━━━ Raw data ━━━
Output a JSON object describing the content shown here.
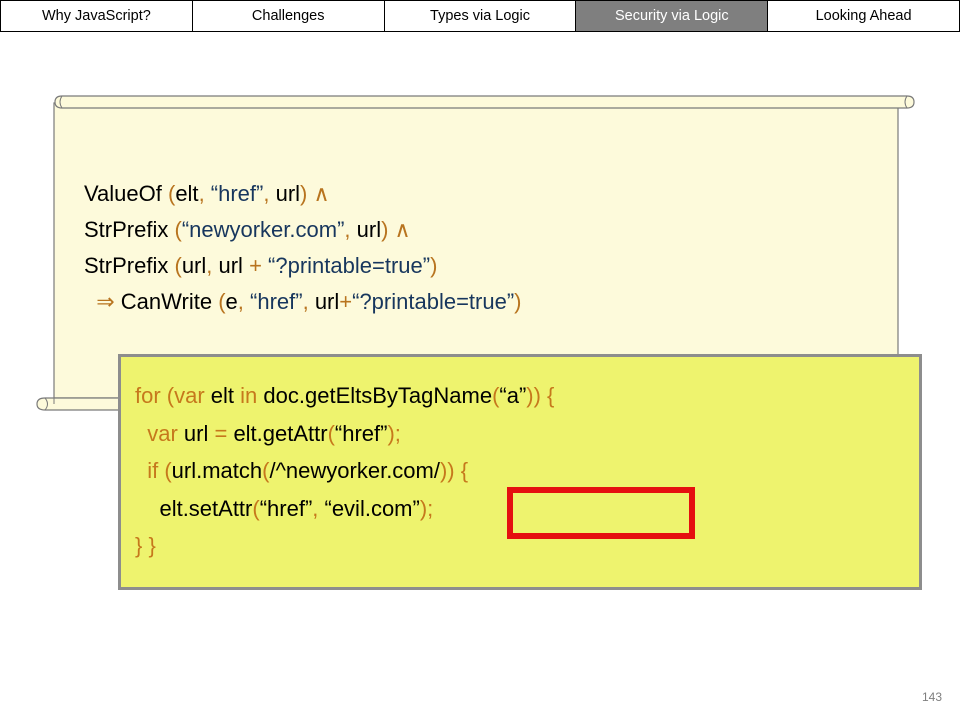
{
  "nav": {
    "tabs": [
      {
        "label": "Why JavaScript?",
        "active": false
      },
      {
        "label": "Challenges",
        "active": false
      },
      {
        "label": "Types via Logic",
        "active": false
      },
      {
        "label": "Security via Logic",
        "active": true
      },
      {
        "label": "Looking Ahead",
        "active": false
      }
    ]
  },
  "formula": {
    "line1": {
      "fn": "ValueOf",
      "open": " (",
      "a1": "elt",
      "comma1": ", ",
      "s1": "“href”",
      "comma2": ", ",
      "a2": "url",
      "close": ") ∧"
    },
    "line2": {
      "fn": "StrPrefix",
      "open": " (",
      "s1": "“newyorker.com”",
      "comma1": ", ",
      "a1": "url",
      "close": ") ∧"
    },
    "line3": {
      "fn": "StrPrefix",
      "open": " (",
      "a1": "url",
      "comma1": ", ",
      "a2": "url",
      "plus": " + ",
      "s1": "“?printable=true”",
      "close": ")"
    },
    "line4": {
      "arrow": "⇒ ",
      "fn": "CanWrite",
      "open": " (",
      "a1": "e",
      "comma1": ", ",
      "s1": "“href”",
      "comma2": ", ",
      "a2": "url",
      "plus": "+",
      "s2": "“?printable=true”",
      "close": ")"
    }
  },
  "code": {
    "line1": {
      "kw1": "for (var ",
      "t1": "elt",
      "kw2": " in ",
      "t2": "doc.getEltsByTagName",
      "kw3": "(",
      "t3": "“a”",
      "kw4": ")) {"
    },
    "line2": {
      "kw1": "  var ",
      "t1": "url",
      "kw2": " = ",
      "t2": "elt.getAttr",
      "kw3": "(",
      "t3": "“href”",
      "kw4": ");"
    },
    "line3": {
      "kw1": "  if (",
      "t1": "url.match",
      "kw2": "(",
      "t2": "/^newyorker.com/",
      "kw3": ")) {"
    },
    "line4": {
      "kw1": "    ",
      "t1": "elt.setAttr",
      "kw2": "(",
      "t2": "“href”",
      "kw3": ", ",
      "t3": "“evil.com”",
      "kw4": ");"
    },
    "line5": {
      "kw1": "} }"
    }
  },
  "page_number": "143"
}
━━━
Task instructions =
Using the data above, print every line exactly, omitting pictures.

Final result =
Output a JSON object describing the content shown here.
{
  "nav": {
    "tabs": [
      {
        "label": "Why JavaScript?",
        "active": false
      },
      {
        "label": "Challenges",
        "active": false
      },
      {
        "label": "Types via Logic",
        "active": false
      },
      {
        "label": "Security via Logic",
        "active": true
      },
      {
        "label": "Looking Ahead",
        "active": false
      }
    ]
  },
  "formula": {
    "line1": {
      "fn": "ValueOf",
      "open": " (",
      "a1": "elt",
      "comma1": ", ",
      "s1": "“href”",
      "comma2": ", ",
      "a2": "url",
      "close": ") ∧"
    },
    "line2": {
      "fn": "StrPrefix",
      "open": " (",
      "s1": "“newyorker.com”",
      "comma1": ", ",
      "a1": "url",
      "close": ") ∧"
    },
    "line3": {
      "fn": "StrPrefix",
      "open": " (",
      "a1": "url",
      "comma1": ", ",
      "a2": "url",
      "plus": " + ",
      "s1": "“?printable=true”",
      "close": ")"
    },
    "line4": {
      "arrow": "⇒ ",
      "fn": "CanWrite",
      "open": " (",
      "a1": "e",
      "comma1": ", ",
      "s1": "“href”",
      "comma2": ", ",
      "a2": "url",
      "plus": "+",
      "s2": "“?printable=true”",
      "close": ")"
    }
  },
  "code": {
    "line1": {
      "kw1": "for (var ",
      "t1": "elt",
      "kw2": " in ",
      "t2": "doc.getEltsByTagName",
      "kw3": "(",
      "t3": "“a”",
      "kw4": ")) {"
    },
    "line2": {
      "kw1": "  var ",
      "t1": "url",
      "kw2": " = ",
      "t2": "elt.getAttr",
      "kw3": "(",
      "t3": "“href”",
      "kw4": ");"
    },
    "line3": {
      "kw1": "  if (",
      "t1": "url.match",
      "kw2": "(",
      "t2": "/^newyorker.com/",
      "kw3": ")) {"
    },
    "line4": {
      "kw1": "    ",
      "t1": "elt.setAttr",
      "kw2": "(",
      "t2": "“href”",
      "kw3": ", ",
      "t3": "“evil.com”",
      "kw4": ");"
    },
    "line5": {
      "kw1": "} }"
    }
  },
  "page_number": "143"
}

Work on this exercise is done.